Collected data entries:
=====

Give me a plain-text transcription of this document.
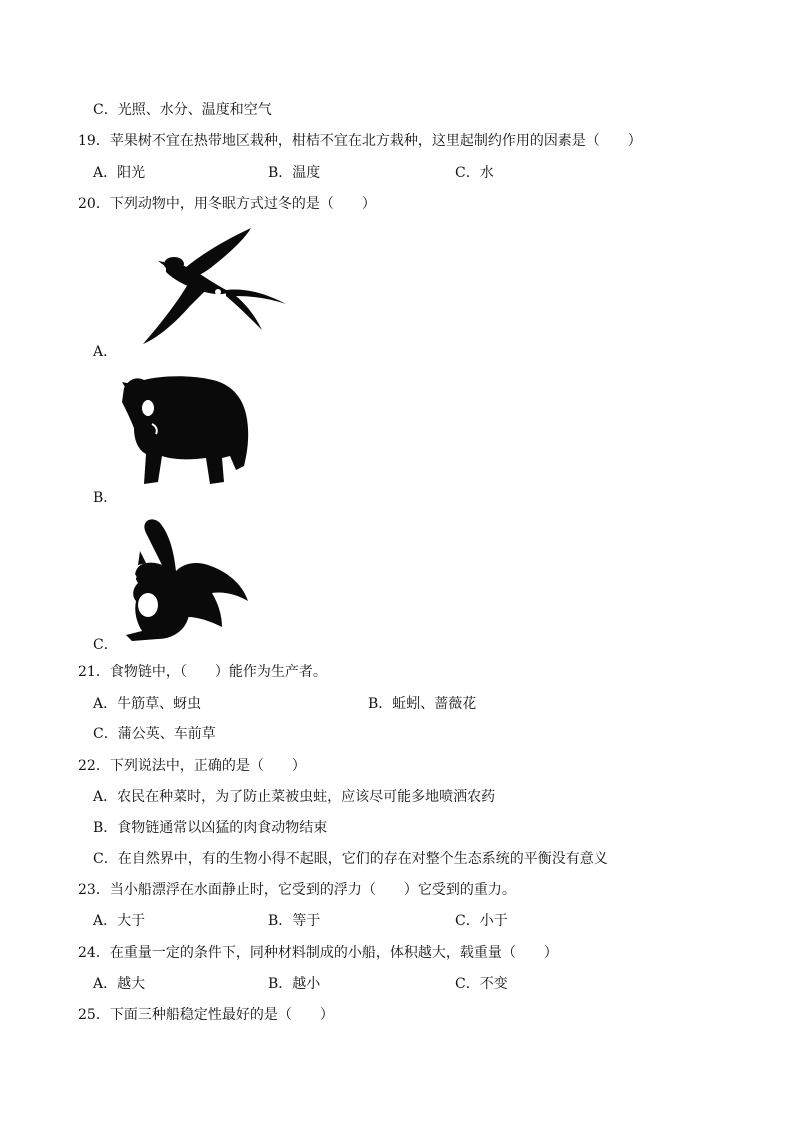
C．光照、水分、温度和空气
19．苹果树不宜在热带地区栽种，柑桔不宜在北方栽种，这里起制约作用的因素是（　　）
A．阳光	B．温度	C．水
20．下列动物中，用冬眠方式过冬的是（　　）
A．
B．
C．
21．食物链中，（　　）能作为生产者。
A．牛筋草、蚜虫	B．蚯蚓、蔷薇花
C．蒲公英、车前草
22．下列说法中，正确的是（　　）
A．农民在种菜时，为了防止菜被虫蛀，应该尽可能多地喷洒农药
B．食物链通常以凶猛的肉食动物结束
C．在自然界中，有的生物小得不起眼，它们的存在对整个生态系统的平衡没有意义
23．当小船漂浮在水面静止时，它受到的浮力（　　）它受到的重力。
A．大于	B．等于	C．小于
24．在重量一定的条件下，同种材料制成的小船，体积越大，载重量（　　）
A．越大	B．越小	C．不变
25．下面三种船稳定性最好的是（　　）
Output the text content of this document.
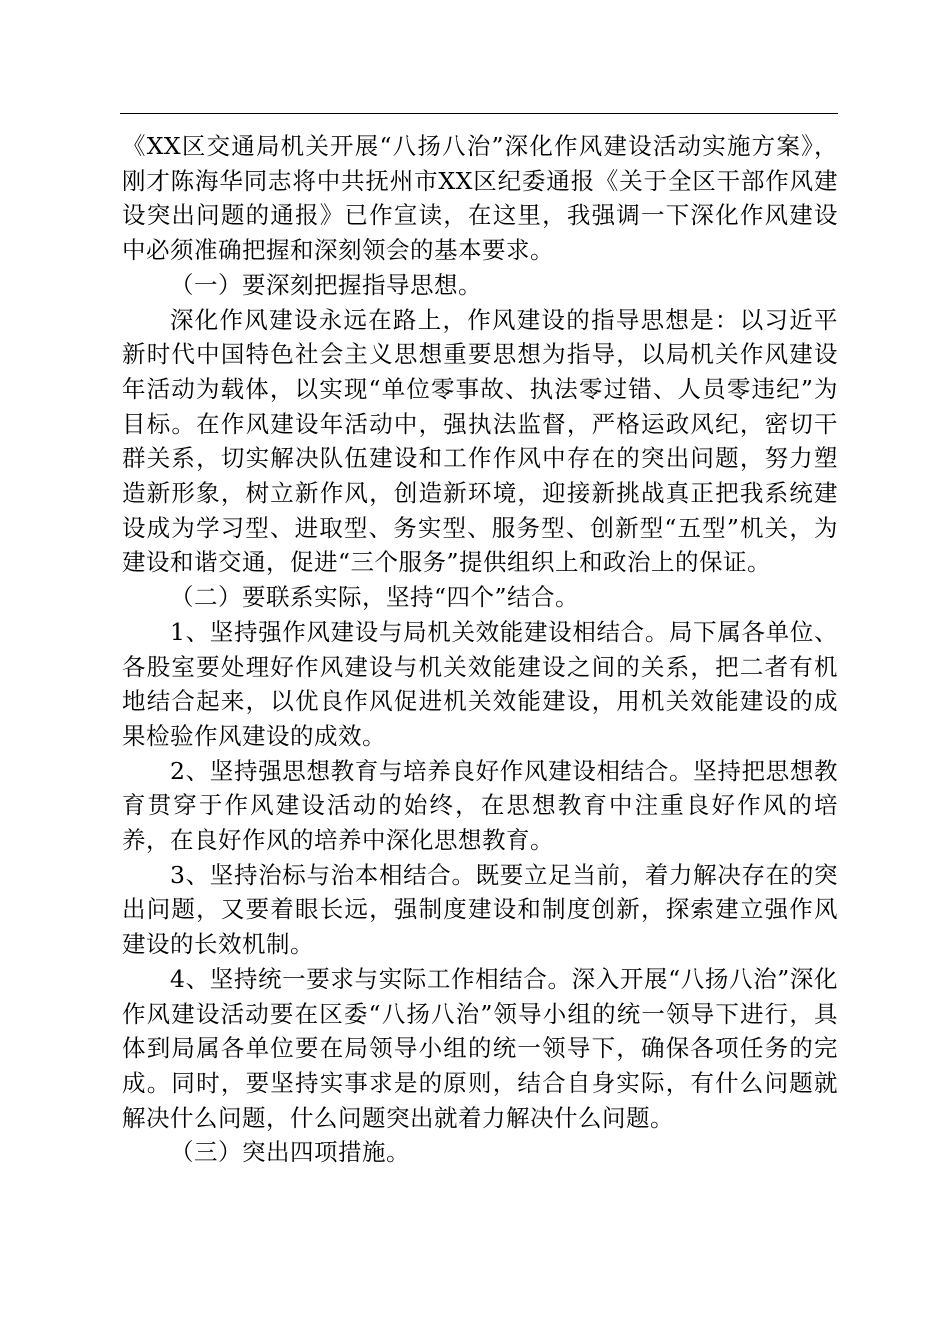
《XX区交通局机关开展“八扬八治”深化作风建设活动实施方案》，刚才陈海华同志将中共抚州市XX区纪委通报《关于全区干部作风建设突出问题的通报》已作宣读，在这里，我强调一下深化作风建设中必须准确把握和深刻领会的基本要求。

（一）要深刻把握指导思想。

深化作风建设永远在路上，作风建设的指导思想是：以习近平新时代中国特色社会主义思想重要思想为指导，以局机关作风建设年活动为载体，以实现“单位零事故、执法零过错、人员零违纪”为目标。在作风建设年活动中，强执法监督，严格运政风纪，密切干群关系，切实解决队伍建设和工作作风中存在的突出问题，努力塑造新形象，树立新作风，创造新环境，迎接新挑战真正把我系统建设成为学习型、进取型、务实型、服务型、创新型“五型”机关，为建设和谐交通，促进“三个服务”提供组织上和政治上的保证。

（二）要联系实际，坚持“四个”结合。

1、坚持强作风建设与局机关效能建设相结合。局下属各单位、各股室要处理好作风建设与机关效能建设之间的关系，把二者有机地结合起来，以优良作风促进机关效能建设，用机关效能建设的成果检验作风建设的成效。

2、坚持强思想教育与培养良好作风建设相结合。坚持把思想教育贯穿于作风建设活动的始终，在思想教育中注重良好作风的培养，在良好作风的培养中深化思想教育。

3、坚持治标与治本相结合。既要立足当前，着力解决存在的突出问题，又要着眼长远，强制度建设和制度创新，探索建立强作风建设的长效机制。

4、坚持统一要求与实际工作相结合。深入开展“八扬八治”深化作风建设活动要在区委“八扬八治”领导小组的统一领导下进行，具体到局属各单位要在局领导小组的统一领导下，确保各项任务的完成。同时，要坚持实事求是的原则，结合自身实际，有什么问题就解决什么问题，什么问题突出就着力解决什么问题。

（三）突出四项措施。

=====

What to produce:
Using the records above, select and copy every line that has the word "八扬八治".

Answer to the problem:
《XX区交通局机关开展“八扬八治”深化作风建设活动实施方案》，刚才陈海华同志将中共抚州市XX区纪委通报《关于全区干部作风建设突出问题的通报》已作宣读，在这里，我强调一下深化作风建设中必须准确把握和深刻领会的基本要求。
4、坚持统一要求与实际工作相结合。深入开展“八扬八治”深化作风建设活动要在区委“八扬八治”领导小组的统一领导下进行，具体到局属各单位要在局领导小组的统一领导下，确保各项任务的完成。同时，要坚持实事求是的原则，结合自身实际，有什么问题就解决什么问题，什么问题突出就着力解决什么问题。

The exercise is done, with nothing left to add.